# start of RECORDS FOR THE TASK

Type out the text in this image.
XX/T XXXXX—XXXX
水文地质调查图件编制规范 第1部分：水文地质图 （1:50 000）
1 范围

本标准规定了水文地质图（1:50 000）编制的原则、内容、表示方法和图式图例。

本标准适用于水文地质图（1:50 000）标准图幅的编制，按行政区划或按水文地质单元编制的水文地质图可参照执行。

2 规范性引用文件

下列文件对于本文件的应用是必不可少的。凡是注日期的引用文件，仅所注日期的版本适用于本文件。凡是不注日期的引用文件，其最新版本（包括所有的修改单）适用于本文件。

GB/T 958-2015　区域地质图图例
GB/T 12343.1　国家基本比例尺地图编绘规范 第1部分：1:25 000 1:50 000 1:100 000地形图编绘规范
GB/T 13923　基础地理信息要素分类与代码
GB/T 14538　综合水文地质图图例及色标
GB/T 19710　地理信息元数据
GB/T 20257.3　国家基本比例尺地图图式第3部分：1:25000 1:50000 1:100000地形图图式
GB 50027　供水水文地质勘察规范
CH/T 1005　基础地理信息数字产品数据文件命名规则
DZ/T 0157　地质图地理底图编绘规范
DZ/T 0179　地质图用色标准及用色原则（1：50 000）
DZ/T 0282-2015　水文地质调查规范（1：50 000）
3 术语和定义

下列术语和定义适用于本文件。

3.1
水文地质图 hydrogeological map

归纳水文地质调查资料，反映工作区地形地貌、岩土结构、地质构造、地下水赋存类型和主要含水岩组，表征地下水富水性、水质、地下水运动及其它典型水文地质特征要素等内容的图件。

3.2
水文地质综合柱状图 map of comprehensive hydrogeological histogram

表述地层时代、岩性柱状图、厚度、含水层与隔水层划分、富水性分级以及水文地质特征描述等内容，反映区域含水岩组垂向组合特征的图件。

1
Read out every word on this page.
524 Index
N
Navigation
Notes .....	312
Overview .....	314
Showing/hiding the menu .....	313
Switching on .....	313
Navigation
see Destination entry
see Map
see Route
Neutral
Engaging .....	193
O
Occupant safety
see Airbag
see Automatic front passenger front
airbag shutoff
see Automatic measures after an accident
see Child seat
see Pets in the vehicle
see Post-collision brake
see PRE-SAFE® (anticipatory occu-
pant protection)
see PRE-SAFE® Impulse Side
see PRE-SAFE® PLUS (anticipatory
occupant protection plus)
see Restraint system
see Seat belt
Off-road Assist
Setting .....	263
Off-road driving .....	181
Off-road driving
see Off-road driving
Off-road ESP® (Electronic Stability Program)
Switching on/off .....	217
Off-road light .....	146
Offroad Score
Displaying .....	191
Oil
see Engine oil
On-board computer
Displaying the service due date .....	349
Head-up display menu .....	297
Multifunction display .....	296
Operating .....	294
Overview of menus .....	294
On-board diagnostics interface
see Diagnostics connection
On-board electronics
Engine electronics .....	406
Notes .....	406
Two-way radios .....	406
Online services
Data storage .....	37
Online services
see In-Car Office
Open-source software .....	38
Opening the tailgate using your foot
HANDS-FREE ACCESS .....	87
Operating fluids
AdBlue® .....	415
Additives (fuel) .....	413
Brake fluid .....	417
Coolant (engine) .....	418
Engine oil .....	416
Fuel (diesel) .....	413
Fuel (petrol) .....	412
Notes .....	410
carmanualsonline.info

# end of RECORDS FOR THE TASK

**EXERCISE DETAILS:**
Your answer should be one number: how many lines of the listing include the word "board".

**SOLUTION TO THIS PROBLEM:**
3